▸ **TASK OBJECTIVE**: Work out how many lines have "this" in them. Give only that number.
━━━━━ LISTING
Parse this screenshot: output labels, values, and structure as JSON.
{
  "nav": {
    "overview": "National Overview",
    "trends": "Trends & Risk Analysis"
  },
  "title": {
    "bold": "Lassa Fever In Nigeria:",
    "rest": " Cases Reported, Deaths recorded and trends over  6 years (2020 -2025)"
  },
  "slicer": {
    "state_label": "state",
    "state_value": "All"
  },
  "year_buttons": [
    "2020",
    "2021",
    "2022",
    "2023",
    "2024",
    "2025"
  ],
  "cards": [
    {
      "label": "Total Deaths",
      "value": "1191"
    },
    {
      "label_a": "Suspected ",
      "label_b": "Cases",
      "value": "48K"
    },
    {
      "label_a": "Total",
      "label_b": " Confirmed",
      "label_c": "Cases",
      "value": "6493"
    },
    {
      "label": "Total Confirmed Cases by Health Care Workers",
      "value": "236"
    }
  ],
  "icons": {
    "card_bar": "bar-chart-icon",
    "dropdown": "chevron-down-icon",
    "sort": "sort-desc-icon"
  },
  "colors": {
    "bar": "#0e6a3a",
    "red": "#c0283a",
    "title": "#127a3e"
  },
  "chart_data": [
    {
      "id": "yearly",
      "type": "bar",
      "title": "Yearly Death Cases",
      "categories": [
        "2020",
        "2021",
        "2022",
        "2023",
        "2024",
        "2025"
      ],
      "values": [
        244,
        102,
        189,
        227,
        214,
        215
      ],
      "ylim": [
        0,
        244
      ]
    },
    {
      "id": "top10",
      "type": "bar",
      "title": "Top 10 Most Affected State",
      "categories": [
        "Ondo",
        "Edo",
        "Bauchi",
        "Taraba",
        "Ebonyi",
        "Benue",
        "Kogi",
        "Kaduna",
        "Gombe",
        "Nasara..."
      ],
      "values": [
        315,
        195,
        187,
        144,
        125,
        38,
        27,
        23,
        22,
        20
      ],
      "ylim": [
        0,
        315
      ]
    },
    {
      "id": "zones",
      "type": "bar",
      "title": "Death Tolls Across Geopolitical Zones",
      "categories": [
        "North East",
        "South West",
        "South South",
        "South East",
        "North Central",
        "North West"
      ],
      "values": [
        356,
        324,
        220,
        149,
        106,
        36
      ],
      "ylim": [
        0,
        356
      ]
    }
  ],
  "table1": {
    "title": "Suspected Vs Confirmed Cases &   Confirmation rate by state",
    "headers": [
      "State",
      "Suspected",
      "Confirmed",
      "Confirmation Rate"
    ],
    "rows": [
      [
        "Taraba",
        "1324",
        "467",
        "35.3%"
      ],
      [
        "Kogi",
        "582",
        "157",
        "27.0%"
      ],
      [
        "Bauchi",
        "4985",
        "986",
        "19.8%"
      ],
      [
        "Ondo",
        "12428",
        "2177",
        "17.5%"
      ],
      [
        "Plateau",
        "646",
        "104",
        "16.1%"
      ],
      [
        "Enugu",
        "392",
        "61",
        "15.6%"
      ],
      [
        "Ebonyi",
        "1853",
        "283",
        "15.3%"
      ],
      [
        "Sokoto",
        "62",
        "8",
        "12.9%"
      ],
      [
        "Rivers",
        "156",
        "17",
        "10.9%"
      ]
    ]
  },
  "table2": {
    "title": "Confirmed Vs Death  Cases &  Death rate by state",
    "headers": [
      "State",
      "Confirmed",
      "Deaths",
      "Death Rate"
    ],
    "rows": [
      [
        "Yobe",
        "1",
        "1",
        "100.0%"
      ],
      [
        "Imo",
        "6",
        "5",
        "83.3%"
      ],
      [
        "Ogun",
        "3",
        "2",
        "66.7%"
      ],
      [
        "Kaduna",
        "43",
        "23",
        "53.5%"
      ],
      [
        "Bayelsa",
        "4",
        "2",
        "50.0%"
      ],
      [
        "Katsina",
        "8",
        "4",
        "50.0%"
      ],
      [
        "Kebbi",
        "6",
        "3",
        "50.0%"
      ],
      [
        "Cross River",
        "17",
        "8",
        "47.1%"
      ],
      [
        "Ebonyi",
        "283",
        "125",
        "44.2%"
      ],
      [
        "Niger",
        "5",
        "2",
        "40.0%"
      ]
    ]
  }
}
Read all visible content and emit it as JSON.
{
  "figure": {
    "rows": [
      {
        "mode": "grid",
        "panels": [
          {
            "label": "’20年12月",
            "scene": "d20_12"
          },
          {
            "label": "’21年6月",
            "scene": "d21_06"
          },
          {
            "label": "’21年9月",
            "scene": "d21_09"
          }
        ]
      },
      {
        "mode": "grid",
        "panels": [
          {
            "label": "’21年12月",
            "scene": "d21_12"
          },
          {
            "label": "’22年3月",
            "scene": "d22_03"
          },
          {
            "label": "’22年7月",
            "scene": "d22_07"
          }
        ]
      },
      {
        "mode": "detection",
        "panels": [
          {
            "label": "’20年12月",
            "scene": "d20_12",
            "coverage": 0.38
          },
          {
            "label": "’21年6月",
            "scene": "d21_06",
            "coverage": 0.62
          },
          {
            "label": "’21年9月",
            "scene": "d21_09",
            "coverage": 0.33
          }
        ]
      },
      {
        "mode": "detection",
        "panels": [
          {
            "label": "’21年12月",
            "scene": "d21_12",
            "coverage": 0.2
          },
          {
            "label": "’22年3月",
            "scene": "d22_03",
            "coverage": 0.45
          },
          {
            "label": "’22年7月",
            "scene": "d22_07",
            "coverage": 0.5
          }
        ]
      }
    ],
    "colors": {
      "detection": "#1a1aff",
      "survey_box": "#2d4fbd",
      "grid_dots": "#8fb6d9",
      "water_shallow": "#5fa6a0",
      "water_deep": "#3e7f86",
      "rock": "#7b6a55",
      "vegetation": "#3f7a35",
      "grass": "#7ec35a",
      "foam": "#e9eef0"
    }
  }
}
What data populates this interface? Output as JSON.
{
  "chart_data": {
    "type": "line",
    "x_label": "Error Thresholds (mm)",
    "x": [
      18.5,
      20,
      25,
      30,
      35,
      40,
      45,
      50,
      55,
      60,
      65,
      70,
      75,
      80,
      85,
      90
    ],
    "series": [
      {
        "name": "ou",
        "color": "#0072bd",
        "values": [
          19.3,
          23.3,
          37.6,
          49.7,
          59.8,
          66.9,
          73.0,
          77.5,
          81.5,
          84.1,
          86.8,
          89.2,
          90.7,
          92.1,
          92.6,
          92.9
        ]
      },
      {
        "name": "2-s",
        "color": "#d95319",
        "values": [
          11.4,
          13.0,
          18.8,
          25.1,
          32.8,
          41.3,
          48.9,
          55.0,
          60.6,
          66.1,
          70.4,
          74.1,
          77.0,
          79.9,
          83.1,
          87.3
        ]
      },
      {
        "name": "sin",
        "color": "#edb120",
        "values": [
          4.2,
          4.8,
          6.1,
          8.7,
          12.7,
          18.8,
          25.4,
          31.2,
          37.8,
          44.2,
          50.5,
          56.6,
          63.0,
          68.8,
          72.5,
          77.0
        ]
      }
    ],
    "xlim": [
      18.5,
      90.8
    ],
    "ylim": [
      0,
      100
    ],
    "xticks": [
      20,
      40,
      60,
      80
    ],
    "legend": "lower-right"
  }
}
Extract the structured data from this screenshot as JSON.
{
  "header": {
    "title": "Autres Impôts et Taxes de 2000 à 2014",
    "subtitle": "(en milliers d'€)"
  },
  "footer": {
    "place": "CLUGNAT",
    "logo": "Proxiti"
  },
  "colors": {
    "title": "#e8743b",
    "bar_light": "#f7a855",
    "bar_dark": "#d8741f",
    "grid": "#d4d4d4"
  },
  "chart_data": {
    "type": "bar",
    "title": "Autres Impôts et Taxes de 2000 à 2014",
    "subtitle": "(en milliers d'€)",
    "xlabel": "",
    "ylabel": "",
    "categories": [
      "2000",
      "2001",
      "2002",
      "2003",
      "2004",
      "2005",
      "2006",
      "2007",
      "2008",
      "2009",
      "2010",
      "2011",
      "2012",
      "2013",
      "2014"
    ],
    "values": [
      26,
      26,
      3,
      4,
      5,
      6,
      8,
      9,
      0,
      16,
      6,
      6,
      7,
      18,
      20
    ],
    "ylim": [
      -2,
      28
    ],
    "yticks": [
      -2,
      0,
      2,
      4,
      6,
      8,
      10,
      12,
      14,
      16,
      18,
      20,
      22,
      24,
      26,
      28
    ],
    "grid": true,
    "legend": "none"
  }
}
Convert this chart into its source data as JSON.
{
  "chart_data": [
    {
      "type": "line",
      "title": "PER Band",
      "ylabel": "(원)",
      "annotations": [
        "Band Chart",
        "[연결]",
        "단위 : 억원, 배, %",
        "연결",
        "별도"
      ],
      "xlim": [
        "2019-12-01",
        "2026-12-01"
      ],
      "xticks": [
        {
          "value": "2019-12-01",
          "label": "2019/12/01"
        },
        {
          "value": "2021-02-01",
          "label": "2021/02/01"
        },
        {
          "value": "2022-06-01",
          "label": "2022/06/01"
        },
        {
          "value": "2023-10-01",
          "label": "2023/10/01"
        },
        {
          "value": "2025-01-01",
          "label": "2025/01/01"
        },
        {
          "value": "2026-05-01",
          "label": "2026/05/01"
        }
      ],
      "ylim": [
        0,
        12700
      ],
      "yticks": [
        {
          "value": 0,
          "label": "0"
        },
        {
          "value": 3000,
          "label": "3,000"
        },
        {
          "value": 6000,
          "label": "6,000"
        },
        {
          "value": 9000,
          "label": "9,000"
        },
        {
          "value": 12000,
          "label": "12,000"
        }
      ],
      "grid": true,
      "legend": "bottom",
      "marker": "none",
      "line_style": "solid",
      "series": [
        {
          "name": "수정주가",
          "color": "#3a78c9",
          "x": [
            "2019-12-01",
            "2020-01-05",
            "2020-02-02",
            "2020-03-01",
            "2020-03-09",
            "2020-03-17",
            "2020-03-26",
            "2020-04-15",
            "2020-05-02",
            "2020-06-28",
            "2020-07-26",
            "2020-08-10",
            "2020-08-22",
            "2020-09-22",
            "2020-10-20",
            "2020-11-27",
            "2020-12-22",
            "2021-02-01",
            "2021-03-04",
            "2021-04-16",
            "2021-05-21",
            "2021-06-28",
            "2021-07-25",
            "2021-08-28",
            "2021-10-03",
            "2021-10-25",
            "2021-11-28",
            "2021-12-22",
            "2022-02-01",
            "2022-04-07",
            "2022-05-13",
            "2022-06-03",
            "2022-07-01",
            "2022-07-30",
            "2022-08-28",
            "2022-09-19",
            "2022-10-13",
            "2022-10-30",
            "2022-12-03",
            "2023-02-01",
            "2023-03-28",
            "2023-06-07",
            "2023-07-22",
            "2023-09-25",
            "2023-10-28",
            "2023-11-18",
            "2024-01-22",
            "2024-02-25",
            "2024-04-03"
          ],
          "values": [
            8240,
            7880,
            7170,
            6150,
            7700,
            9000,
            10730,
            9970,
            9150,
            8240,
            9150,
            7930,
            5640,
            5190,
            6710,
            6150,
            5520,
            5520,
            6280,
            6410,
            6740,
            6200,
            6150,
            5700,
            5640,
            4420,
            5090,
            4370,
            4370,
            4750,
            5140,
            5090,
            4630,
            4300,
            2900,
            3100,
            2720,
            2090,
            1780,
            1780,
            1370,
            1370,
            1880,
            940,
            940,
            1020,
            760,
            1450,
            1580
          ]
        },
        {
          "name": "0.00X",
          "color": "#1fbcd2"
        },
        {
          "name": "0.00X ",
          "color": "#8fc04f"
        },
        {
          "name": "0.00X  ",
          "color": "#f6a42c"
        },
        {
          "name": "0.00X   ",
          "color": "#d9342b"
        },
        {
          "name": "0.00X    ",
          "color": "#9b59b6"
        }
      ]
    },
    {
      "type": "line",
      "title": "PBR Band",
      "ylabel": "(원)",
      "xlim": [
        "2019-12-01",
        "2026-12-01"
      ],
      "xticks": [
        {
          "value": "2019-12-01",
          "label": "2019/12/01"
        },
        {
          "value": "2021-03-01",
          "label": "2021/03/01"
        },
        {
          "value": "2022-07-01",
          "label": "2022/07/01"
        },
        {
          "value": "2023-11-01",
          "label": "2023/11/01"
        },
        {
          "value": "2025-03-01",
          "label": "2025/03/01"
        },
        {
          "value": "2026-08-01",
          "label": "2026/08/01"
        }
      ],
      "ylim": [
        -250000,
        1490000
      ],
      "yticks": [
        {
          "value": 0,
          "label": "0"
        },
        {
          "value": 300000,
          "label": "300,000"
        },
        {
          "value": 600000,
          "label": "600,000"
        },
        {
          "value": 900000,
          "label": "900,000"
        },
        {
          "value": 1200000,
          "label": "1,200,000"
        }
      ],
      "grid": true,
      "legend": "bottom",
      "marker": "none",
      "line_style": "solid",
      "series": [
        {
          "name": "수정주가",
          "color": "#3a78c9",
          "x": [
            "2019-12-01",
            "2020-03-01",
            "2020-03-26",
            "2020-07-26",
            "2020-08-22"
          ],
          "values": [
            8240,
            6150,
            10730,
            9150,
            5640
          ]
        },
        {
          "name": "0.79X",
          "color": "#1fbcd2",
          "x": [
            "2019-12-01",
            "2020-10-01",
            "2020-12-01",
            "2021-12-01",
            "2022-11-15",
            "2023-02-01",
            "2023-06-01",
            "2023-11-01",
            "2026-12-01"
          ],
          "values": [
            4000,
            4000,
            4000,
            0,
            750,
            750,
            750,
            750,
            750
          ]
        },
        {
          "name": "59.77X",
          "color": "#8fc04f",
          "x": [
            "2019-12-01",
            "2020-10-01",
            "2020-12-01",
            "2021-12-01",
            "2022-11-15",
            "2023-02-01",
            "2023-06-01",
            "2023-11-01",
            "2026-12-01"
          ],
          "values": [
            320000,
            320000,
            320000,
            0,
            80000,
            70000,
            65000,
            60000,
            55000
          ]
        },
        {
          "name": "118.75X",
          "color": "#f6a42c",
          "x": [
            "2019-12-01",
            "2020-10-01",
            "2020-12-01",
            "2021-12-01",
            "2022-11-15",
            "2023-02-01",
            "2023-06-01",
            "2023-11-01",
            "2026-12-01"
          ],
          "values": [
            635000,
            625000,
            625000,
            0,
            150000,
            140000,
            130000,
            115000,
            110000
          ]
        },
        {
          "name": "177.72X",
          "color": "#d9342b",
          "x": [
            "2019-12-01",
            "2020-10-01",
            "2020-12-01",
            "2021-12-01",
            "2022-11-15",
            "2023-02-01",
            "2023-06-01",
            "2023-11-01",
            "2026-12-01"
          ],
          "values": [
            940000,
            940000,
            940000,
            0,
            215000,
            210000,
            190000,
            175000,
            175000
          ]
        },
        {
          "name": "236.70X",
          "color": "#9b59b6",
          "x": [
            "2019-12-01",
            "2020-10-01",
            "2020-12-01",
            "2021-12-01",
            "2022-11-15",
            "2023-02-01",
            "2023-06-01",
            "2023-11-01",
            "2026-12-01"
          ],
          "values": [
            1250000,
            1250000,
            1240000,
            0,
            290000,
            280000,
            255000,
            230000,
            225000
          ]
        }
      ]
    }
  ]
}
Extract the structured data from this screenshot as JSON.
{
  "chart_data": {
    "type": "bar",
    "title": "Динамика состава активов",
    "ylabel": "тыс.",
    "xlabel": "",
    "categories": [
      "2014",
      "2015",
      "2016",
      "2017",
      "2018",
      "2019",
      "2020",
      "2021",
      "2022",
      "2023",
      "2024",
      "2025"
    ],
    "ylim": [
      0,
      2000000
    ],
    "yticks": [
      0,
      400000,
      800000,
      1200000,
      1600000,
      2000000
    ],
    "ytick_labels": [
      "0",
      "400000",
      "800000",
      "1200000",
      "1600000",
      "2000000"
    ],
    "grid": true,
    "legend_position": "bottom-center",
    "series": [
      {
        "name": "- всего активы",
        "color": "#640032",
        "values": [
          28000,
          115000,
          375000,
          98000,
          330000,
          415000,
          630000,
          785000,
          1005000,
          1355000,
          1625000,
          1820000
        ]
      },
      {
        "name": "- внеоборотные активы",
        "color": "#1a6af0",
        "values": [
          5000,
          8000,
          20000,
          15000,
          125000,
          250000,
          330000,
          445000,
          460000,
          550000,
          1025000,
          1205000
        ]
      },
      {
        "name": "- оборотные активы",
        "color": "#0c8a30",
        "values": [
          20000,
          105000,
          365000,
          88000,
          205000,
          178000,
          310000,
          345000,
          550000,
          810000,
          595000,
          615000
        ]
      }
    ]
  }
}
━━━━━━━━━━
▸ **IN RESPONSE**: 5